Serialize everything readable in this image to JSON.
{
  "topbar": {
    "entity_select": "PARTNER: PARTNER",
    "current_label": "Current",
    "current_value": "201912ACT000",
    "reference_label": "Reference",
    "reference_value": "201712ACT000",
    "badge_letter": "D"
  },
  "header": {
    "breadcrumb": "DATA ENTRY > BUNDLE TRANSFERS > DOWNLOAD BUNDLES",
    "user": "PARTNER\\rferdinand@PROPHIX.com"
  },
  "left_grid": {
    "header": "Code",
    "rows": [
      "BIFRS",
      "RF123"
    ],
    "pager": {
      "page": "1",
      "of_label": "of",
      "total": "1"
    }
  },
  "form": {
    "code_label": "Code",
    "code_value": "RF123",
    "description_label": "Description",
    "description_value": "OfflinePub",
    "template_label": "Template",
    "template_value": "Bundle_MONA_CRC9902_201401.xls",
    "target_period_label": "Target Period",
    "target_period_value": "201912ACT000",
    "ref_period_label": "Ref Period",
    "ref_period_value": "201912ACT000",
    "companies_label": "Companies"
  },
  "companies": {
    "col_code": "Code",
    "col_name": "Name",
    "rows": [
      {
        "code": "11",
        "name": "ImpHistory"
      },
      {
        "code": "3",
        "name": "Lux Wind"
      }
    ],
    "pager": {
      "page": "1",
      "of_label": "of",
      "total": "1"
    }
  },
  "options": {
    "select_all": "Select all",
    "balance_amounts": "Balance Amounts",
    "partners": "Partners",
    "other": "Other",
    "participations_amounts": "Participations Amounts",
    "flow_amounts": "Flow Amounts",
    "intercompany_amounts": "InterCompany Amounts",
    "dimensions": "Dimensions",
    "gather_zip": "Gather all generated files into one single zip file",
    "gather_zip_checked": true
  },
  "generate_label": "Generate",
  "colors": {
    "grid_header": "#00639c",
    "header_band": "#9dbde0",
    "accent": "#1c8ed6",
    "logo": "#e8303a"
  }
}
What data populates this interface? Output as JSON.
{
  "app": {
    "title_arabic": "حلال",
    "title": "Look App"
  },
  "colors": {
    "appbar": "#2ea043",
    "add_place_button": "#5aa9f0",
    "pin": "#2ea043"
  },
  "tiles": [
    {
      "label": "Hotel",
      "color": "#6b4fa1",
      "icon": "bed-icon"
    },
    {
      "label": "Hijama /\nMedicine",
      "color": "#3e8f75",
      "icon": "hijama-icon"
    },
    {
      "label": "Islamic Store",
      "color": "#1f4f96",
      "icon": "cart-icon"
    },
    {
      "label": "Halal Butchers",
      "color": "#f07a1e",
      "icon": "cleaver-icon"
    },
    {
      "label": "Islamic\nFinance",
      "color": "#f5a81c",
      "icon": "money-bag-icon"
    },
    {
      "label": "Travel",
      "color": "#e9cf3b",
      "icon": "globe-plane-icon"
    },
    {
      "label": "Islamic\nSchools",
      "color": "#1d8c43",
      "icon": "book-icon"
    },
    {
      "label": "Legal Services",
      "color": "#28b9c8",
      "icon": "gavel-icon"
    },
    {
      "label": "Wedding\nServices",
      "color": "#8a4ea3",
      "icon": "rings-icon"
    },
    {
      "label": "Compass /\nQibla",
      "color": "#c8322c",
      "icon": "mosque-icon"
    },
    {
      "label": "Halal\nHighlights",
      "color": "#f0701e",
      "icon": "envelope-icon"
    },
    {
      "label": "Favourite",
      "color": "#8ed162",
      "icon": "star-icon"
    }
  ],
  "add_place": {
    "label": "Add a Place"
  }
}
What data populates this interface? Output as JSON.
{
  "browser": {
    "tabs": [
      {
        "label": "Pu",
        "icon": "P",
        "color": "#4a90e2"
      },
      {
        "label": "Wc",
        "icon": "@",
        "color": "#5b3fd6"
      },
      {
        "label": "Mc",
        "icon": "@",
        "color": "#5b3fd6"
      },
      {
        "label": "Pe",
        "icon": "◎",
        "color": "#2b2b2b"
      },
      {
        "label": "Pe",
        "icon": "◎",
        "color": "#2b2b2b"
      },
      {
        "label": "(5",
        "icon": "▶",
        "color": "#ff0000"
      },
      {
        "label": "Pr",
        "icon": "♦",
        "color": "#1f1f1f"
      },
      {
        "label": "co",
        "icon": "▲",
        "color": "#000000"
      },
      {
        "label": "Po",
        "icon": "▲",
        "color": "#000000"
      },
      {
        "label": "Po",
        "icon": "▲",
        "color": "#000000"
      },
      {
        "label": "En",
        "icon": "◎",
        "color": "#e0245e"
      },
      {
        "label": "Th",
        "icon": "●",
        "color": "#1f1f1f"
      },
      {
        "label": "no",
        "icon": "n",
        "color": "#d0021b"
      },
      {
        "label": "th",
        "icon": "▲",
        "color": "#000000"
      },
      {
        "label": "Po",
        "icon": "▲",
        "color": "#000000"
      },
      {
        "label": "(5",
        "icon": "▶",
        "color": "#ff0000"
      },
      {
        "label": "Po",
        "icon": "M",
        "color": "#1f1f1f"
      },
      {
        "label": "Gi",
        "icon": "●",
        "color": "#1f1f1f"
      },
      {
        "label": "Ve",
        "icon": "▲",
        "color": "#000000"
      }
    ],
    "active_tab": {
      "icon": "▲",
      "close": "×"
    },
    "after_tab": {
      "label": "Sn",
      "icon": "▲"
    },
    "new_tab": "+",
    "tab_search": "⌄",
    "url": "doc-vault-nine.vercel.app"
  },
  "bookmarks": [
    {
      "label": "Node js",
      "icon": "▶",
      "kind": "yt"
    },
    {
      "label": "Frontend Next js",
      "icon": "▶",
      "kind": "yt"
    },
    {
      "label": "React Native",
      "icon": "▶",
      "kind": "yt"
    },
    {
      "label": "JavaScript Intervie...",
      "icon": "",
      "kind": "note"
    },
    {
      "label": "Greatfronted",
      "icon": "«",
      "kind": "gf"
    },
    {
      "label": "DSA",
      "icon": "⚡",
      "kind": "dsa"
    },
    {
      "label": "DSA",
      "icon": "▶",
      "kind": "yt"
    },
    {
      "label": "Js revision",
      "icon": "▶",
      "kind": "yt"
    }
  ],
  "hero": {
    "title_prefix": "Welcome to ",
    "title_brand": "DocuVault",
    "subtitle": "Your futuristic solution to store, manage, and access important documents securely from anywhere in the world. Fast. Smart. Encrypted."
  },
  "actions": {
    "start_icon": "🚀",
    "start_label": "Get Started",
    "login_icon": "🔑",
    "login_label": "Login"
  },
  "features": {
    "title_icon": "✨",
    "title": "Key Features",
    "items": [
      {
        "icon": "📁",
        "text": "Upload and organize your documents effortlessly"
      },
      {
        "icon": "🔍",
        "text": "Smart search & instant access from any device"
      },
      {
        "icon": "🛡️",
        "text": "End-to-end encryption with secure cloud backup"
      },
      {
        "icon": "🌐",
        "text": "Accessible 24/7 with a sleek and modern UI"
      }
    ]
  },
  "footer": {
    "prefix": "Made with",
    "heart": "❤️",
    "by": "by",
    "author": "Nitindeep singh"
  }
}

Short task: Output all preceding records character for character.

Answer to the task:
Serialize everything readable in this image to JSON.
{
  "topbar": {
    "entity_select": "PARTNER: PARTNER",
    "current_label": "Current",
    "current_value": "201912ACT000",
    "reference_label": "Reference",
    "reference_value": "201712ACT000",
    "badge_letter": "D"
  },
  "header": {
    "breadcrumb": "DATA ENTRY > BUNDLE TRANSFERS > DOWNLOAD BUNDLES",
    "user": "PARTNER\\rferdinand@PROPHIX.com"
  },
  "left_grid": {
    "header": "Code",
    "rows": [
      "BIFRS",
      "RF123"
    ],
    "pager": {
      "page": "1",
      "of_label": "of",
      "total": "1"
    }
  },
  "form": {
    "code_label": "Code",
    "code_value": "RF123",
    "description_label": "Description",
    "description_value": "OfflinePub",
    "template_label": "Template",
    "template_value": "Bundle_MONA_CRC9902_201401.xls",
    "target_period_label": "Target Period",
    "target_period_value": "201912ACT000",
    "ref_period_label": "Ref Period",
    "ref_period_value": "201912ACT000",
    "companies_label": "Companies"
  },
  "companies": {
    "col_code": "Code",
    "col_name": "Name",
    "rows": [
      {
        "code": "11",
        "name": "ImpHistory"
      },
      {
        "code": "3",
        "name": "Lux Wind"
      }
    ],
    "pager": {
      "page": "1",
      "of_label": "of",
      "total": "1"
    }
  },
  "options": {
    "select_all": "Select all",
    "balance_amounts": "Balance Amounts",
    "partners": "Partners",
    "other": "Other",
    "participations_amounts": "Participations Amounts",
    "flow_amounts": "Flow Amounts",
    "intercompany_amounts": "InterCompany Amounts",
    "dimensions": "Dimensions",
    "gather_zip": "Gather all generated files into one single zip file",
    "gather_zip_checked": true
  },
  "generate_label": "Generate",
  "colors": {
    "grid_header": "#00639c",
    "header_band": "#9dbde0",
    "accent": "#1c8ed6",
    "logo": "#e8303a"
  }
}
What data populates this interface? Output as JSON.
{
  "app": {
    "title_arabic": "حلال",
    "title": "Look App"
  },
  "colors": {
    "appbar": "#2ea043",
    "add_place_button": "#5aa9f0",
    "pin": "#2ea043"
  },
  "tiles": [
    {
      "label": "Hotel",
      "color": "#6b4fa1",
      "icon": "bed-icon"
    },
    {
      "label": "Hijama /\nMedicine",
      "color": "#3e8f75",
      "icon": "hijama-icon"
    },
    {
      "label": "Islamic Store",
      "color": "#1f4f96",
      "icon": "cart-icon"
    },
    {
      "label": "Halal Butchers",
      "color": "#f07a1e",
      "icon": "cleaver-icon"
    },
    {
      "label": "Islamic\nFinance",
      "color": "#f5a81c",
      "icon": "money-bag-icon"
    },
    {
      "label": "Travel",
      "color": "#e9cf3b",
      "icon": "globe-plane-icon"
    },
    {
      "label": "Islamic\nSchools",
      "color": "#1d8c43",
      "icon": "book-icon"
    },
    {
      "label": "Legal Services",
      "color": "#28b9c8",
      "icon": "gavel-icon"
    },
    {
      "label": "Wedding\nServices",
      "color": "#8a4ea3",
      "icon": "rings-icon"
    },
    {
      "label": "Compass /\nQibla",
      "color": "#c8322c",
      "icon": "mosque-icon"
    },
    {
      "label": "Halal\nHighlights",
      "color": "#f0701e",
      "icon": "envelope-icon"
    },
    {
      "label": "Favourite",
      "color": "#8ed162",
      "icon": "star-icon"
    }
  ],
  "add_place": {
    "label": "Add a Place"
  }
}
What data populates this interface? Output as JSON.
{
  "browser": {
    "tabs": [
      {
        "label": "Pu",
        "icon": "P",
        "color": "#4a90e2"
      },
      {
        "label": "Wc",
        "icon": "@",
        "color": "#5b3fd6"
      },
      {
        "label": "Mc",
        "icon": "@",
        "color": "#5b3fd6"
      },
      {
        "label": "Pe",
        "icon": "◎",
        "color": "#2b2b2b"
      },
      {
        "label": "Pe",
        "icon": "◎",
        "color": "#2b2b2b"
      },
      {
        "label": "(5",
        "icon": "▶",
        "color": "#ff0000"
      },
      {
        "label": "Pr",
        "icon": "♦",
        "color": "#1f1f1f"
      },
      {
        "label": "co",
        "icon": "▲",
        "color": "#000000"
      },
      {
        "label": "Po",
        "icon": "▲",
        "color": "#000000"
      },
      {
        "label": "Po",
        "icon": "▲",
        "color": "#000000"
      },
      {
        "label": "En",
        "icon": "◎",
        "color": "#e0245e"
      },
      {
        "label": "Th",
        "icon": "●",
        "color": "#1f1f1f"
      },
      {
        "label": "no",
        "icon": "n",
        "color": "#d0021b"
      },
      {
        "label": "th",
        "icon": "▲",
        "color": "#000000"
      },
      {
        "label": "Po",
        "icon": "▲",
        "color": "#000000"
      },
      {
        "label": "(5",
        "icon": "▶",
        "color": "#ff0000"
      },
      {
        "label": "Po",
        "icon": "M",
        "color": "#1f1f1f"
      },
      {
        "label": "Gi",
        "icon": "●",
        "color": "#1f1f1f"
      },
      {
        "label": "Ve",
        "icon": "▲",
        "color": "#000000"
      }
    ],
    "active_tab": {
      "icon": "▲",
      "close": "×"
    },
    "after_tab": {
      "label": "Sn",
      "icon": "▲"
    },
    "new_tab": "+",
    "tab_search": "⌄",
    "url": "doc-vault-nine.vercel.app"
  },
  "bookmarks": [
    {
      "label": "Node js",
      "icon": "▶",
      "kind": "yt"
    },
    {
      "label": "Frontend Next js",
      "icon": "▶",
      "kind": "yt"
    },
    {
      "label": "React Native",
      "icon": "▶",
      "kind": "yt"
    },
    {
      "label": "JavaScript Intervie...",
      "icon": "",
      "kind": "note"
    },
    {
      "label": "Greatfronted",
      "icon": "«",
      "kind": "gf"
    },
    {
      "label": "DSA",
      "icon": "⚡",
      "kind": "dsa"
    },
    {
      "label": "DSA",
      "icon": "▶",
      "kind": "yt"
    },
    {
      "label": "Js revision",
      "icon": "▶",
      "kind": "yt"
    }
  ],
  "hero": {
    "title_prefix": "Welcome to ",
    "title_brand": "DocuVault",
    "subtitle": "Your futuristic solution to store, manage, and access important documents securely from anywhere in the world. Fast. Smart. Encrypted."
  },
  "actions": {
    "start_icon": "🚀",
    "start_label": "Get Started",
    "login_icon": "🔑",
    "login_label": "Login"
  },
  "features": {
    "title_icon": "✨",
    "title": "Key Features",
    "items": [
      {
        "icon": "📁",
        "text": "Upload and organize your documents effortlessly"
      },
      {
        "icon": "🔍",
        "text": "Smart search & instant access from any device"
      },
      {
        "icon": "🛡️",
        "text": "End-to-end encryption with secure cloud backup"
      },
      {
        "icon": "🌐",
        "text": "Accessible 24/7 with a sleek and modern UI"
      }
    ]
  },
  "footer": {
    "prefix": "Made with",
    "heart": "❤️",
    "by": "by",
    "author": "Nitindeep singh"
  }
}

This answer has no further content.